How many lines in these records hold the string "title"? State only that number.

━━━━━ INFORMATION SUPPLIED

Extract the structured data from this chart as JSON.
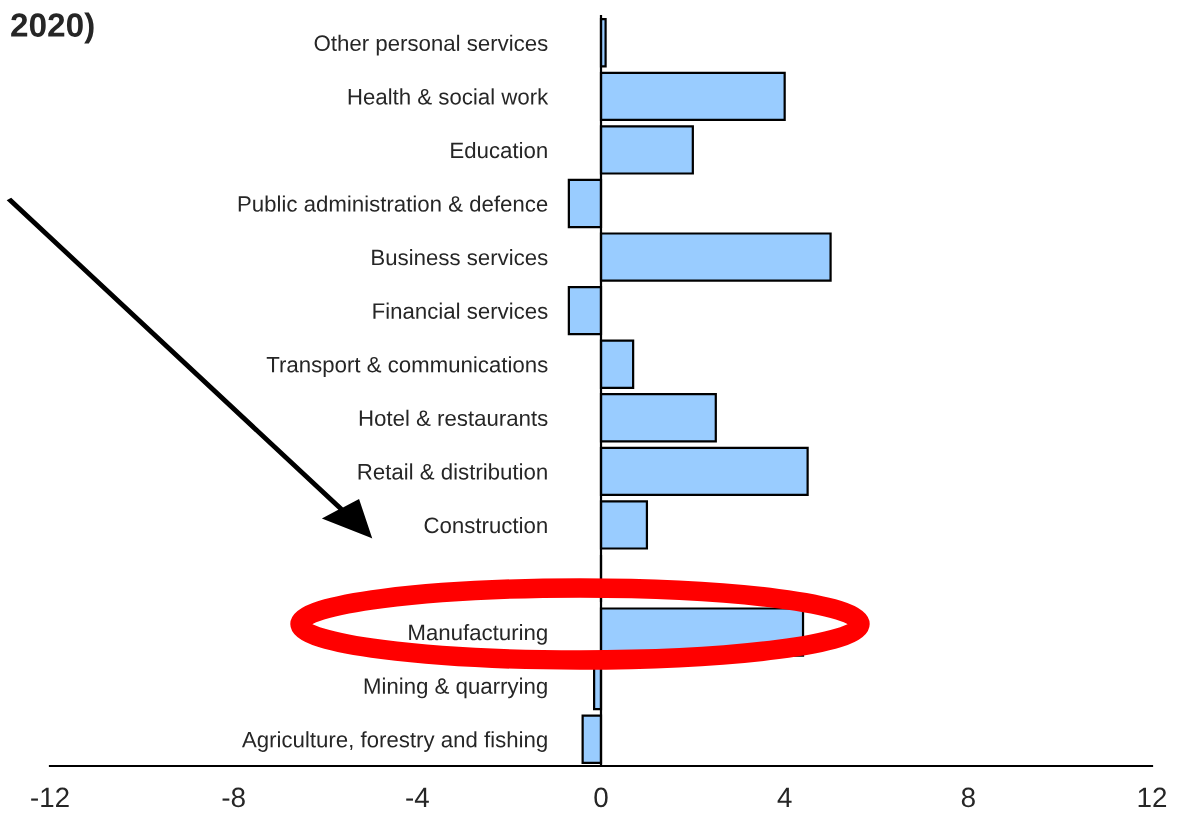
{
  "chart_data": {
    "type": "bar",
    "orientation": "horizontal",
    "title": "2020)",
    "categories": [
      "Other personal services",
      "Health & social work",
      "Education",
      "Public administration & defence",
      "Business services",
      "Financial services",
      "Transport & communications",
      "Hotel & restaurants",
      "Retail & distribution",
      "Construction",
      null,
      "Manufacturing",
      "Mining & quarrying",
      "Agriculture, forestry and fishing"
    ],
    "values": [
      0.1,
      4.0,
      2.0,
      -0.7,
      5.0,
      -0.7,
      0.7,
      2.5,
      4.5,
      1.0,
      0,
      4.4,
      -0.15,
      -0.4
    ],
    "color": "#99ccff",
    "xlim": [
      -12,
      12
    ],
    "xticks": [
      -12,
      -8,
      -4,
      0,
      4,
      8,
      12
    ],
    "grid": false
  }
}
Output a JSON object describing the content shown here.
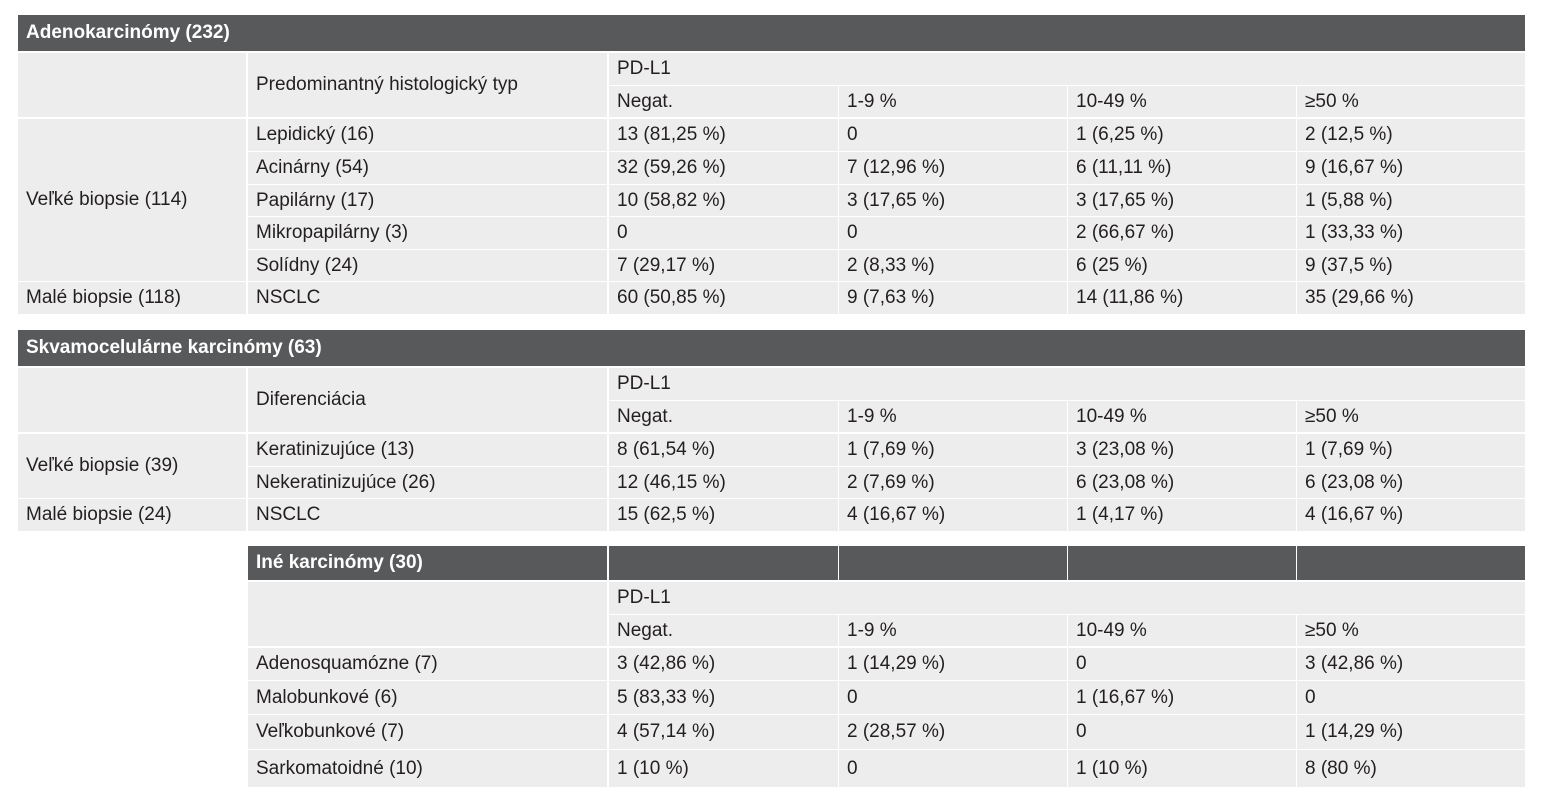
{
  "adeno": {
    "title": "Adenokarcinómy (232)",
    "col_header": "Predominantný histologický typ",
    "pdl1": "PD-L1",
    "columns": [
      "Negat.",
      "1-9 %",
      "10-49 %",
      "≥50 %"
    ],
    "group_large": "Veľké biopsie (114)",
    "group_small": "Malé biopsie (118)",
    "rows": [
      {
        "label": "Lepidický (16)",
        "values": [
          "13 (81,25 %)",
          "0",
          "1 (6,25 %)",
          "2 (12,5 %)"
        ]
      },
      {
        "label": "Acinárny (54)",
        "values": [
          "32 (59,26 %)",
          "7 (12,96 %)",
          "6 (11,11 %)",
          "9 (16,67 %)"
        ]
      },
      {
        "label": "Papilárny (17)",
        "values": [
          "10 (58,82 %)",
          "3 (17,65 %)",
          "3 (17,65 %)",
          "1 (5,88 %)"
        ]
      },
      {
        "label": "Mikropapilárny (3)",
        "values": [
          "0",
          "0",
          "2 (66,67 %)",
          "1 (33,33 %)"
        ]
      },
      {
        "label": "Solídny (24)",
        "values": [
          "7 (29,17 %)",
          "2 (8,33 %)",
          "6 (25 %)",
          "9 (37,5 %)"
        ]
      },
      {
        "label": "NSCLC",
        "values": [
          "60 (50,85 %)",
          "9 (7,63 %)",
          "14 (11,86 %)",
          "35 (29,66 %)"
        ]
      }
    ]
  },
  "squam": {
    "title": "Skvamocelulárne karcinómy (63)",
    "col_header": "Diferenciácia",
    "pdl1": "PD-L1",
    "columns": [
      "Negat.",
      "1-9 %",
      "10-49 %",
      "≥50 %"
    ],
    "group_large": "Veľké biopsie (39)",
    "group_small": "Malé biopsie (24)",
    "rows": [
      {
        "label": "Keratinizujúce (13)",
        "values": [
          "8 (61,54 %)",
          "1 (7,69 %)",
          "3 (23,08 %)",
          "1 (7,69 %)"
        ]
      },
      {
        "label": "Nekeratinizujúce (26)",
        "values": [
          "12 (46,15 %)",
          "2 (7,69 %)",
          "6 (23,08 %)",
          "6 (23,08 %)"
        ]
      },
      {
        "label": "NSCLC",
        "values": [
          "15 (62,5 %)",
          "4 (16,67 %)",
          "1 (4,17 %)",
          "4 (16,67 %)"
        ]
      }
    ]
  },
  "other": {
    "title": "Iné karcinómy (30)",
    "pdl1": "PD-L1",
    "columns": [
      "Negat.",
      "1-9 %",
      "10-49 %",
      "≥50 %"
    ],
    "rows": [
      {
        "label": "Adenosquamózne (7)",
        "values": [
          "3 (42,86 %)",
          "1 (14,29 %)",
          "0",
          "3 (42,86 %)"
        ]
      },
      {
        "label": "Malobunkové (6)",
        "values": [
          "5 (83,33 %)",
          "0",
          "1 (16,67 %)",
          "0"
        ]
      },
      {
        "label": "Veľkobunkové (7)",
        "values": [
          "4 (57,14 %)",
          "2 (28,57 %)",
          "0",
          "1 (14,29 %)"
        ]
      },
      {
        "label": "Sarkomatoidné (10)",
        "values": [
          "1 (10 %)",
          "0",
          "1 (10 %)",
          "8 (80 %)"
        ]
      }
    ]
  },
  "colors": {
    "header_bg": "#58595b",
    "cell_bg": "#ededed"
  }
}
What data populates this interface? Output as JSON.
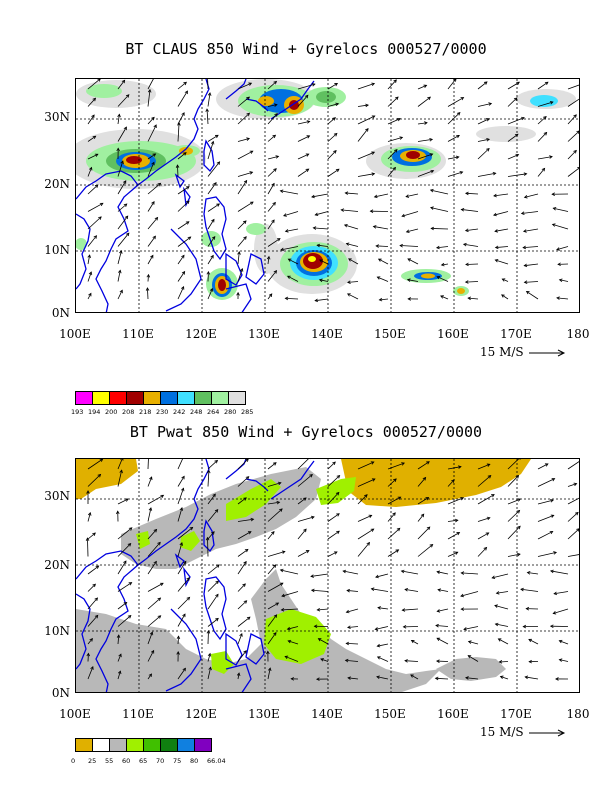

━━━━━━━━━━

TASK OUTPUT:
4